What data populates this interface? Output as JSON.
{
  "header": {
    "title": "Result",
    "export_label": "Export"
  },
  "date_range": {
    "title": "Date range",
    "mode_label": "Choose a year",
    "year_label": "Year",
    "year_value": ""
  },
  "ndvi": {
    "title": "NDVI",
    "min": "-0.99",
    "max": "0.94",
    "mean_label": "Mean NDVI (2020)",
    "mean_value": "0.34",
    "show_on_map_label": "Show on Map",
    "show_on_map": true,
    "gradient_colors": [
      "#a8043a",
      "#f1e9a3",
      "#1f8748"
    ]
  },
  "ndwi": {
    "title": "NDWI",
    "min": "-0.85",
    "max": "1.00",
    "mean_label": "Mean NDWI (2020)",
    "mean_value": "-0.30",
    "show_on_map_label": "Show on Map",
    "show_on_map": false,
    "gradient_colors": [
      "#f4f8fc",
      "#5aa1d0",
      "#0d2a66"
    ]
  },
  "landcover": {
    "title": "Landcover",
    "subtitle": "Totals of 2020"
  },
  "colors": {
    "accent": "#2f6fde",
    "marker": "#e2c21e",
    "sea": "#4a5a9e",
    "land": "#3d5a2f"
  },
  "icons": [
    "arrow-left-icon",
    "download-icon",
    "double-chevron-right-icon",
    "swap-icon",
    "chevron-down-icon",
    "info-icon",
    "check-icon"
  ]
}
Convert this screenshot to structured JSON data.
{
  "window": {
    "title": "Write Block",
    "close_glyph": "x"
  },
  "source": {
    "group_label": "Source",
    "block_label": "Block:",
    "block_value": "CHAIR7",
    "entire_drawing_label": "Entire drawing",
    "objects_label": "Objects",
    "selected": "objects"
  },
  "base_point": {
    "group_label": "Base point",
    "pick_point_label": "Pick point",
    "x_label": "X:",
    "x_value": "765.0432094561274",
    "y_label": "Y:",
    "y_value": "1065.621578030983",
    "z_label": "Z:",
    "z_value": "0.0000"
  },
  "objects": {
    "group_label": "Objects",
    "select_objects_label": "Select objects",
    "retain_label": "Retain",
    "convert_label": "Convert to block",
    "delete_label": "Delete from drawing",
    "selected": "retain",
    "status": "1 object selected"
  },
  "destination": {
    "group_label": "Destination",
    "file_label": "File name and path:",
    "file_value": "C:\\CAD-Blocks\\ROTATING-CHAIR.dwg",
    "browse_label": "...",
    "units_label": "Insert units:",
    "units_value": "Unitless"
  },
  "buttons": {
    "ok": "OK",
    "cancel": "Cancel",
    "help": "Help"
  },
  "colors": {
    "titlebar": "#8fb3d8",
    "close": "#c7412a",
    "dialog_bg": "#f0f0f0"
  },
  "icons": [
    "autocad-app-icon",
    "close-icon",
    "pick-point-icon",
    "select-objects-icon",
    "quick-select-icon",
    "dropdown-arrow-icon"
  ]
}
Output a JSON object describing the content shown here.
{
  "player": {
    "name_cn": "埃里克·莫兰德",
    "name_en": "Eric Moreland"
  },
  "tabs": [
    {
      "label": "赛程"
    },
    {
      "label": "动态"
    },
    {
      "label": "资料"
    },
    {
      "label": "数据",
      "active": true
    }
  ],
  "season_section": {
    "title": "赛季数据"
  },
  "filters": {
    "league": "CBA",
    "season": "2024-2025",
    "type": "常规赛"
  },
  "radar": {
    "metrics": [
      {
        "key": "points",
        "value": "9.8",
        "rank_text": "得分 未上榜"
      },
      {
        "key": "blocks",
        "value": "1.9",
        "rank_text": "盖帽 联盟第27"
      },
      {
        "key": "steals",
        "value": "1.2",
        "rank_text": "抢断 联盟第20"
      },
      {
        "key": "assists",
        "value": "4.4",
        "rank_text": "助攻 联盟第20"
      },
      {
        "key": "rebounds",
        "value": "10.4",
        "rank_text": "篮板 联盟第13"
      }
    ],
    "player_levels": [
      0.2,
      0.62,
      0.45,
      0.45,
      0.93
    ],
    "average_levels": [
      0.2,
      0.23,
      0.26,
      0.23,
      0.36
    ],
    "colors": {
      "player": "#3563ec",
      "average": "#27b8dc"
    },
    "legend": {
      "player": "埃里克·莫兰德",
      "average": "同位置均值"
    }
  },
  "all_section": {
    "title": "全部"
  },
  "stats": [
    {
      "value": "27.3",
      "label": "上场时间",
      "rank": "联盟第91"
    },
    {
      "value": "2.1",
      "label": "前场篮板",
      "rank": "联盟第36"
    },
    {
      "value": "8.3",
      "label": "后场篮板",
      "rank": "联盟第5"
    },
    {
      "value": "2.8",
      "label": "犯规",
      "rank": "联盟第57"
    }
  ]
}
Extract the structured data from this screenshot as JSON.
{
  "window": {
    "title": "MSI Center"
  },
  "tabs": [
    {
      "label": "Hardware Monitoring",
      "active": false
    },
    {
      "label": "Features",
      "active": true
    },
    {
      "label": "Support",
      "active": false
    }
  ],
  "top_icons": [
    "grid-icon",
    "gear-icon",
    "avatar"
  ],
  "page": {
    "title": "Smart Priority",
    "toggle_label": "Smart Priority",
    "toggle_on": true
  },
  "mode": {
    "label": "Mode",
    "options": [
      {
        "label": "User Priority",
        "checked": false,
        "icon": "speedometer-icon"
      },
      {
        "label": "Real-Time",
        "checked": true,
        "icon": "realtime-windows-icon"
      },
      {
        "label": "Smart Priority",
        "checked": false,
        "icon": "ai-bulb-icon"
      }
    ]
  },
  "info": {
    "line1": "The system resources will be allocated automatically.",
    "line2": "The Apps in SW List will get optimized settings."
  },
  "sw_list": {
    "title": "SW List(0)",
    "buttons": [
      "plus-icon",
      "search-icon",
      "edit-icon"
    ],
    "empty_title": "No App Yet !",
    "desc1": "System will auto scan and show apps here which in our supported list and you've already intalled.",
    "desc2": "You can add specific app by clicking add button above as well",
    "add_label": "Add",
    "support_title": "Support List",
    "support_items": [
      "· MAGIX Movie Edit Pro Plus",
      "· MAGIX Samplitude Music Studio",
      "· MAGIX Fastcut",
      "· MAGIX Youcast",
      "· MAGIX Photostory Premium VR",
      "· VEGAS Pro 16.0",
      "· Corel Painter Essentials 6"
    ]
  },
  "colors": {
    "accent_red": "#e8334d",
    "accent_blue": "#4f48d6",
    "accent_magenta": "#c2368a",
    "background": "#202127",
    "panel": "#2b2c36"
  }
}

— Set problem —
Write the entries again, exactly as they stand.

— Full output —
What data populates this interface? Output as JSON.
{
  "header": {
    "title": "Result",
    "export_label": "Export"
  },
  "date_range": {
    "title": "Date range",
    "mode_label": "Choose a year",
    "year_label": "Year",
    "year_value": ""
  },
  "ndvi": {
    "title": "NDVI",
    "min": "-0.99",
    "max": "0.94",
    "mean_label": "Mean NDVI (2020)",
    "mean_value": "0.34",
    "show_on_map_label": "Show on Map",
    "show_on_map": true,
    "gradient_colors": [
      "#a8043a",
      "#f1e9a3",
      "#1f8748"
    ]
  },
  "ndwi": {
    "title": "NDWI",
    "min": "-0.85",
    "max": "1.00",
    "mean_label": "Mean NDWI (2020)",
    "mean_value": "-0.30",
    "show_on_map_label": "Show on Map",
    "show_on_map": false,
    "gradient_colors": [
      "#f4f8fc",
      "#5aa1d0",
      "#0d2a66"
    ]
  },
  "landcover": {
    "title": "Landcover",
    "subtitle": "Totals of 2020"
  },
  "colors": {
    "accent": "#2f6fde",
    "marker": "#e2c21e",
    "sea": "#4a5a9e",
    "land": "#3d5a2f"
  },
  "icons": [
    "arrow-left-icon",
    "download-icon",
    "double-chevron-right-icon",
    "swap-icon",
    "chevron-down-icon",
    "info-icon",
    "check-icon"
  ]
}
Convert this screenshot to structured JSON data.
{
  "window": {
    "title": "Write Block",
    "close_glyph": "x"
  },
  "source": {
    "group_label": "Source",
    "block_label": "Block:",
    "block_value": "CHAIR7",
    "entire_drawing_label": "Entire drawing",
    "objects_label": "Objects",
    "selected": "objects"
  },
  "base_point": {
    "group_label": "Base point",
    "pick_point_label": "Pick point",
    "x_label": "X:",
    "x_value": "765.0432094561274",
    "y_label": "Y:",
    "y_value": "1065.621578030983",
    "z_label": "Z:",
    "z_value": "0.0000"
  },
  "objects": {
    "group_label": "Objects",
    "select_objects_label": "Select objects",
    "retain_label": "Retain",
    "convert_label": "Convert to block",
    "delete_label": "Delete from drawing",
    "selected": "retain",
    "status": "1 object selected"
  },
  "destination": {
    "group_label": "Destination",
    "file_label": "File name and path:",
    "file_value": "C:\\CAD-Blocks\\ROTATING-CHAIR.dwg",
    "browse_label": "...",
    "units_label": "Insert units:",
    "units_value": "Unitless"
  },
  "buttons": {
    "ok": "OK",
    "cancel": "Cancel",
    "help": "Help"
  },
  "colors": {
    "titlebar": "#8fb3d8",
    "close": "#c7412a",
    "dialog_bg": "#f0f0f0"
  },
  "icons": [
    "autocad-app-icon",
    "close-icon",
    "pick-point-icon",
    "select-objects-icon",
    "quick-select-icon",
    "dropdown-arrow-icon"
  ]
}
Output a JSON object describing the content shown here.
{
  "player": {
    "name_cn": "埃里克·莫兰德",
    "name_en": "Eric Moreland"
  },
  "tabs": [
    {
      "label": "赛程"
    },
    {
      "label": "动态"
    },
    {
      "label": "资料"
    },
    {
      "label": "数据",
      "active": true
    }
  ],
  "season_section": {
    "title": "赛季数据"
  },
  "filters": {
    "league": "CBA",
    "season": "2024-2025",
    "type": "常规赛"
  },
  "radar": {
    "metrics": [
      {
        "key": "points",
        "value": "9.8",
        "rank_text": "得分 未上榜"
      },
      {
        "key": "blocks",
        "value": "1.9",
        "rank_text": "盖帽 联盟第27"
      },
      {
        "key": "steals",
        "value": "1.2",
        "rank_text": "抢断 联盟第20"
      },
      {
        "key": "assists",
        "value": "4.4",
        "rank_text": "助攻 联盟第20"
      },
      {
        "key": "rebounds",
        "value": "10.4",
        "rank_text": "篮板 联盟第13"
      }
    ],
    "player_levels": [
      0.2,
      0.62,
      0.45,
      0.45,
      0.93
    ],
    "average_levels": [
      0.2,
      0.23,
      0.26,
      0.23,
      0.36
    ],
    "colors": {
      "player": "#3563ec",
      "average": "#27b8dc"
    },
    "legend": {
      "player": "埃里克·莫兰德",
      "average": "同位置均值"
    }
  },
  "all_section": {
    "title": "全部"
  },
  "stats": [
    {
      "value": "27.3",
      "label": "上场时间",
      "rank": "联盟第91"
    },
    {
      "value": "2.1",
      "label": "前场篮板",
      "rank": "联盟第36"
    },
    {
      "value": "8.3",
      "label": "后场篮板",
      "rank": "联盟第5"
    },
    {
      "value": "2.8",
      "label": "犯规",
      "rank": "联盟第57"
    }
  ]
}
Extract the structured data from this screenshot as JSON.
{
  "window": {
    "title": "MSI Center"
  },
  "tabs": [
    {
      "label": "Hardware Monitoring",
      "active": false
    },
    {
      "label": "Features",
      "active": true
    },
    {
      "label": "Support",
      "active": false
    }
  ],
  "top_icons": [
    "grid-icon",
    "gear-icon",
    "avatar"
  ],
  "page": {
    "title": "Smart Priority",
    "toggle_label": "Smart Priority",
    "toggle_on": true
  },
  "mode": {
    "label": "Mode",
    "options": [
      {
        "label": "User Priority",
        "checked": false,
        "icon": "speedometer-icon"
      },
      {
        "label": "Real-Time",
        "checked": true,
        "icon": "realtime-windows-icon"
      },
      {
        "label": "Smart Priority",
        "checked": false,
        "icon": "ai-bulb-icon"
      }
    ]
  },
  "info": {
    "line1": "The system resources will be allocated automatically.",
    "line2": "The Apps in SW List will get optimized settings."
  },
  "sw_list": {
    "title": "SW List(0)",
    "buttons": [
      "plus-icon",
      "search-icon",
      "edit-icon"
    ],
    "empty_title": "No App Yet !",
    "desc1": "System will auto scan and show apps here which in our supported list and you've already intalled.",
    "desc2": "You can add specific app by clicking add button above as well",
    "add_label": "Add",
    "support_title": "Support List",
    "support_items": [
      "· MAGIX Movie Edit Pro Plus",
      "· MAGIX Samplitude Music Studio",
      "· MAGIX Fastcut",
      "· MAGIX Youcast",
      "· MAGIX Photostory Premium VR",
      "· VEGAS Pro 16.0",
      "· Corel Painter Essentials 6"
    ]
  },
  "colors": {
    "accent_red": "#e8334d",
    "accent_blue": "#4f48d6",
    "accent_magenta": "#c2368a",
    "background": "#202127",
    "panel": "#2b2c36"
  }
}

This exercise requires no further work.